=== Given problem ===
Return each line of the listing below, unchanged, and omit the images.

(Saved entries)
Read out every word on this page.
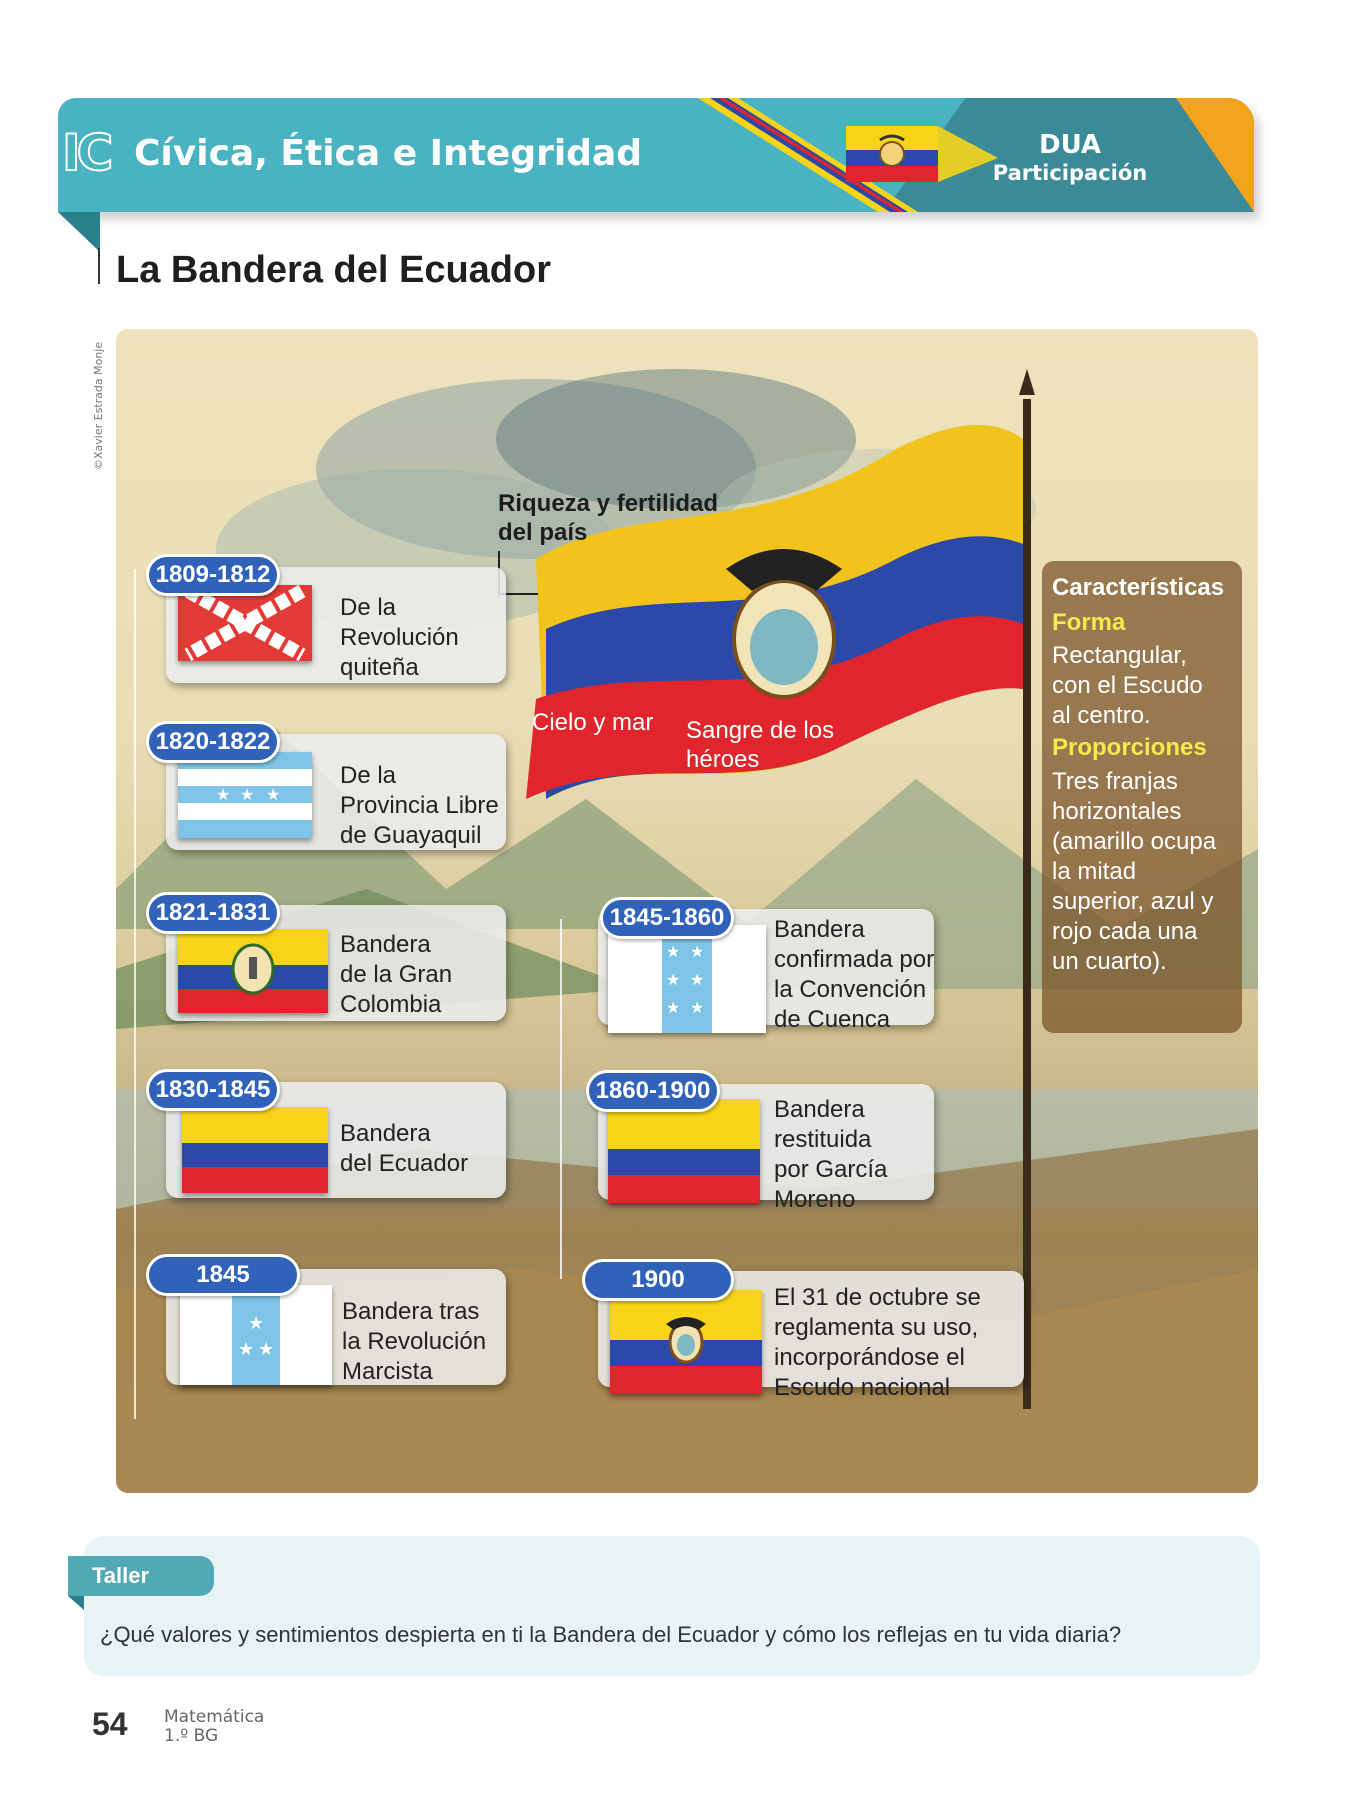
IC Cívica, Ética e Integridad	DUA
Participación
La Bandera del Ecuador
©Xavier Estrada Monje
Riqueza y fertilidad
del país
Cielo y mar Sangre de los
héroes
Características
Forma
Rectangular,
con el Escudo
al centro.
Proporciones
Tres franjas
horizontales
(amarillo ocupa
la mitad
superior, azul y
rojo cada una
un cuarto).
1809-1812
De la
Revolución
quiteña
★ ★ ★
1820-1822
De la
Provincia Libre
de Guayaquil
1821-1831
Bandera
de la Gran
Colombia
1830-1845
Bandera
del Ecuador
★
★ ★
1845
Bandera tras
la Revolución
Marcista
★ ★
★ ★
★ ★
1845-1860	Bandera
confirmada por
la Convención
de Cuenca
1860-1900
Bandera
restituida
por García
Moreno
1900
El 31 de octubre se
reglamenta su uso,
incorporándose el
Escudo nacional
Taller
¿Qué valores y sentimientos despierta en ti la Bandera del Ecuador y cómo los reflejas en tu vida diaria?
54 Matemática
1.º BG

=== Problem solution ===
Read out every word on this page.
IC Cívica, Ética e Integridad	DUA
Participación
La Bandera del Ecuador
©Xavier Estrada Monje
Riqueza y fertilidad
del país
Cielo y mar Sangre de los
héroes
Características
Forma
Rectangular,
con el Escudo
al centro.
Proporciones
Tres franjas
horizontales
(amarillo ocupa
la mitad
superior, azul y
rojo cada una
un cuarto).
1809-1812
De la
Revolución
quiteña
★ ★ ★
1820-1822
De la
Provincia Libre
de Guayaquil
1821-1831
Bandera
de la Gran
Colombia
1830-1845
Bandera
del Ecuador
★
★ ★
1845
Bandera tras
la Revolución
Marcista
★ ★
★ ★
★ ★
1845-1860	Bandera
confirmada por
la Convención
de Cuenca
1860-1900
Bandera
restituida
por García
Moreno
1900
El 31 de octubre se
reglamenta su uso,
incorporándose el
Escudo nacional
Taller
¿Qué valores y sentimientos despierta en ti la Bandera del Ecuador y cómo los reflejas en tu vida diaria?
54 Matemática
1.º BG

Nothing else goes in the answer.